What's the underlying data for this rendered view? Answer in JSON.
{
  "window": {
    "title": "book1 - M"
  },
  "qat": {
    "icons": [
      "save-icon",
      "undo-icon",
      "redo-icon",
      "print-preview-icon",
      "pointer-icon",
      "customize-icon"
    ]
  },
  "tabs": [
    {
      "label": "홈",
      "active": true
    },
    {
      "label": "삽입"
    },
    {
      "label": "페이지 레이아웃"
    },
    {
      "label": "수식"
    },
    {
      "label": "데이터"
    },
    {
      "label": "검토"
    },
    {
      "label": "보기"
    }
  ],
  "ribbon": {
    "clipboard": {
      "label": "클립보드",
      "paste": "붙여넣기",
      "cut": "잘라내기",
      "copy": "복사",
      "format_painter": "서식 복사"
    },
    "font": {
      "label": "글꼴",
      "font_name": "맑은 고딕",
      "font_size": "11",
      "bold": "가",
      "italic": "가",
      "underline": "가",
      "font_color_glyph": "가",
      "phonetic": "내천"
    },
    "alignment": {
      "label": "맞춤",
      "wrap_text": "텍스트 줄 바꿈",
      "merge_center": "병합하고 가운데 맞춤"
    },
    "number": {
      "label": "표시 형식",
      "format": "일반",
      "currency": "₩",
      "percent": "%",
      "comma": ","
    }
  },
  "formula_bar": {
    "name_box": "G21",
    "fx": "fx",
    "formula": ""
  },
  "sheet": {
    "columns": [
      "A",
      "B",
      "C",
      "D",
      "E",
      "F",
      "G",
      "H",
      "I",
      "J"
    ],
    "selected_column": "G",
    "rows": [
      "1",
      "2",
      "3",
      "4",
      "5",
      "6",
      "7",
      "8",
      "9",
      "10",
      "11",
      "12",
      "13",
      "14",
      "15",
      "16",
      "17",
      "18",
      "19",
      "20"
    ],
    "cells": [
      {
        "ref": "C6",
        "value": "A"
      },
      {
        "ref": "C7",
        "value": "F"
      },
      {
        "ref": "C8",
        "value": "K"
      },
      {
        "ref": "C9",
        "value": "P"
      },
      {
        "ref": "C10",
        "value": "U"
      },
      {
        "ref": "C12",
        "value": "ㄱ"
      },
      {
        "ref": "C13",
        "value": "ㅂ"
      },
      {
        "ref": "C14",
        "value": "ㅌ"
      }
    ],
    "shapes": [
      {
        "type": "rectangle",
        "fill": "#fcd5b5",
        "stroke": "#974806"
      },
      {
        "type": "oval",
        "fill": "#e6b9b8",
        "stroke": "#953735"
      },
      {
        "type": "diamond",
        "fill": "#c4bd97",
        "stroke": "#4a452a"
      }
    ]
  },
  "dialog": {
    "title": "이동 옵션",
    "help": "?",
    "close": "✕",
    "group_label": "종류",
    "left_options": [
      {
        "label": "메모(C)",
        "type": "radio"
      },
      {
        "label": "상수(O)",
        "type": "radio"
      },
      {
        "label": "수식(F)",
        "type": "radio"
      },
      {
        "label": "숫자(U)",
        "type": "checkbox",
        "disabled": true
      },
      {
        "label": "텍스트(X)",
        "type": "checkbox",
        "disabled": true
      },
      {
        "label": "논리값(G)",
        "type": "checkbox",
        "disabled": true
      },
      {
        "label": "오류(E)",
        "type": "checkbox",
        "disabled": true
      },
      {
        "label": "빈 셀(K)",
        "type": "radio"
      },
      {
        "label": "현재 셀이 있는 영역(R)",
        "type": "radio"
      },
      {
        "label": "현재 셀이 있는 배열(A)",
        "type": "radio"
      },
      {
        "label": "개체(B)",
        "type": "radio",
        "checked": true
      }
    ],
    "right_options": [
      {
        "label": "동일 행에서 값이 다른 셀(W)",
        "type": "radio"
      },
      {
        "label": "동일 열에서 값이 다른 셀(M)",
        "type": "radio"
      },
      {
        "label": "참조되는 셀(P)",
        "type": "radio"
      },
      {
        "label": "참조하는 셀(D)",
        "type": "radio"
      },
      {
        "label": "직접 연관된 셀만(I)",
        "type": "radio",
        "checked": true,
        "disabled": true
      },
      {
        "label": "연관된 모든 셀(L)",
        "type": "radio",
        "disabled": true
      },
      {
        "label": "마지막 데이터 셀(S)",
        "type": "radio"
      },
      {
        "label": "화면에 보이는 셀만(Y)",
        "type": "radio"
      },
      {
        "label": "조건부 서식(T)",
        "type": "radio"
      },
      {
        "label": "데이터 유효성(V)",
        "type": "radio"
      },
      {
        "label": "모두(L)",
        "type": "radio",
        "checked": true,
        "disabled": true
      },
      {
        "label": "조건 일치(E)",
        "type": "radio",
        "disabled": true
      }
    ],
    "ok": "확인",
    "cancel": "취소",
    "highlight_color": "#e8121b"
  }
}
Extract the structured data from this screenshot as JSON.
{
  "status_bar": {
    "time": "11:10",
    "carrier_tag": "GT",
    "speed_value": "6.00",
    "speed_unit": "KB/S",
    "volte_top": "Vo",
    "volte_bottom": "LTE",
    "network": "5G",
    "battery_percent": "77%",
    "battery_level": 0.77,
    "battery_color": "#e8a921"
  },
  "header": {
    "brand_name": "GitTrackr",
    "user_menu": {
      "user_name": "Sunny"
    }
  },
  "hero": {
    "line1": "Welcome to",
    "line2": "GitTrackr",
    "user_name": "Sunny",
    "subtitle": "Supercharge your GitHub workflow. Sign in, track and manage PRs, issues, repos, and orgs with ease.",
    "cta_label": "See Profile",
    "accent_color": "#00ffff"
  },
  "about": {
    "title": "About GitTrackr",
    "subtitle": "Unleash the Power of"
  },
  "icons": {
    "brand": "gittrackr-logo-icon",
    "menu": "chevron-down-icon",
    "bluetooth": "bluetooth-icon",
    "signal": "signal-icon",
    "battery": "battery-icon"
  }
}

TASK TO CARRY OUT:
Copy each line exactly, from the line containing "Extract the structured" down to the last line of the material, and no other lines.

EXERCISE RESULT:
Extract the structured data from this screenshot as JSON.
{
  "status_bar": {
    "time": "11:10",
    "carrier_tag": "GT",
    "speed_value": "6.00",
    "speed_unit": "KB/S",
    "volte_top": "Vo",
    "volte_bottom": "LTE",
    "network": "5G",
    "battery_percent": "77%",
    "battery_level": 0.77,
    "battery_color": "#e8a921"
  },
  "header": {
    "brand_name": "GitTrackr",
    "user_menu": {
      "user_name": "Sunny"
    }
  },
  "hero": {
    "line1": "Welcome to",
    "line2": "GitTrackr",
    "user_name": "Sunny",
    "subtitle": "Supercharge your GitHub workflow. Sign in, track and manage PRs, issues, repos, and orgs with ease.",
    "cta_label": "See Profile",
    "accent_color": "#00ffff"
  },
  "about": {
    "title": "About GitTrackr",
    "subtitle": "Unleash the Power of"
  },
  "icons": {
    "brand": "gittrackr-logo-icon",
    "menu": "chevron-down-icon",
    "bluetooth": "bluetooth-icon",
    "signal": "signal-icon",
    "battery": "battery-icon"
  }
}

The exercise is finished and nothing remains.